*WHAT IS NEEDED*. Leave the pictures out, and retype all of the material exactly as written.

━━━ EXTRACTED RECORDS

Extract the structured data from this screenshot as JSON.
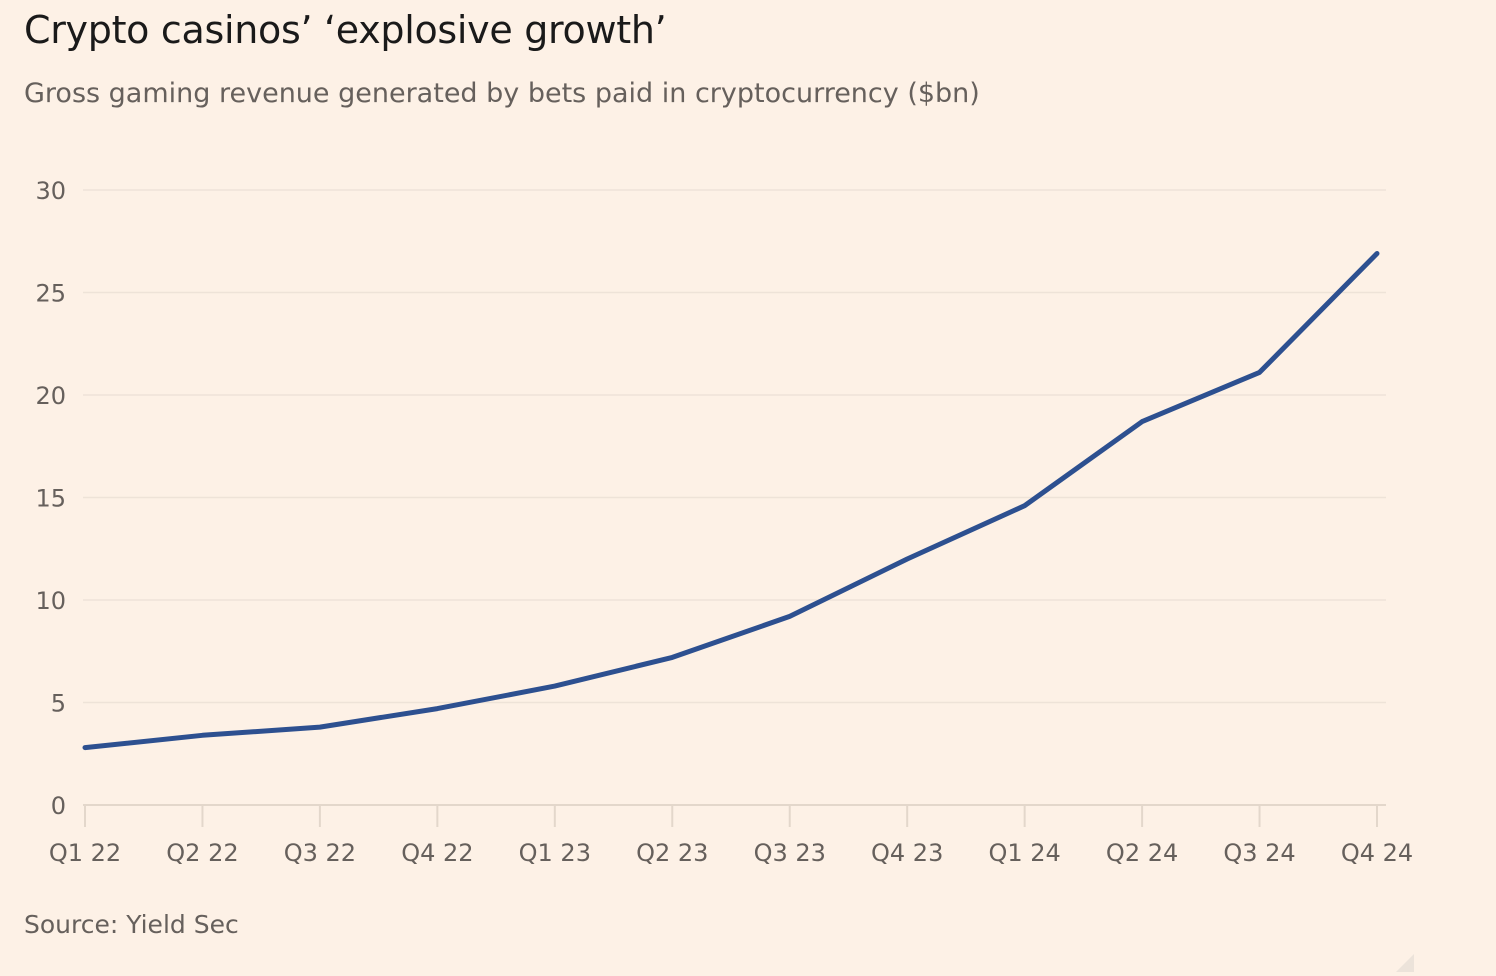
{
  "chart_data": {
    "type": "line",
    "title": "Crypto casinos’ ‘explosive growth’",
    "subtitle": "Gross gaming revenue generated by bets paid in cryptocurrency ($bn)",
    "source": "Source: Yield Sec",
    "categories": [
      "Q1 22",
      "Q2 22",
      "Q3 22",
      "Q4 22",
      "Q1 23",
      "Q2 23",
      "Q3 23",
      "Q4 23",
      "Q1 24",
      "Q2 24",
      "Q3 24",
      "Q4 24"
    ],
    "series": [
      {
        "values": [
          2.8,
          3.4,
          3.8,
          4.7,
          5.8,
          7.2,
          9.2,
          12.0,
          14.6,
          18.7,
          21.1,
          26.9
        ],
        "color": "#2d5090"
      }
    ],
    "ylim": [
      0,
      30
    ],
    "yticks": [
      0,
      5,
      10,
      15,
      20,
      25,
      30
    ],
    "xlabel": "",
    "ylabel": "",
    "grid": true,
    "legend": "none"
  }
}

━━━━━━

*TASK RESULT*.
Extract the structured data from this screenshot as JSON.
{
  "chart_data": {
    "type": "line",
    "title": "Crypto casinos’ ‘explosive growth’",
    "subtitle": "Gross gaming revenue generated by bets paid in cryptocurrency ($bn)",
    "source": "Source: Yield Sec",
    "categories": [
      "Q1 22",
      "Q2 22",
      "Q3 22",
      "Q4 22",
      "Q1 23",
      "Q2 23",
      "Q3 23",
      "Q4 23",
      "Q1 24",
      "Q2 24",
      "Q3 24",
      "Q4 24"
    ],
    "series": [
      {
        "values": [
          2.8,
          3.4,
          3.8,
          4.7,
          5.8,
          7.2,
          9.2,
          12.0,
          14.6,
          18.7,
          21.1,
          26.9
        ],
        "color": "#2d5090"
      }
    ],
    "ylim": [
      0,
      30
    ],
    "yticks": [
      0,
      5,
      10,
      15,
      20,
      25,
      30
    ],
    "xlabel": "",
    "ylabel": "",
    "grid": true,
    "legend": "none"
  }
}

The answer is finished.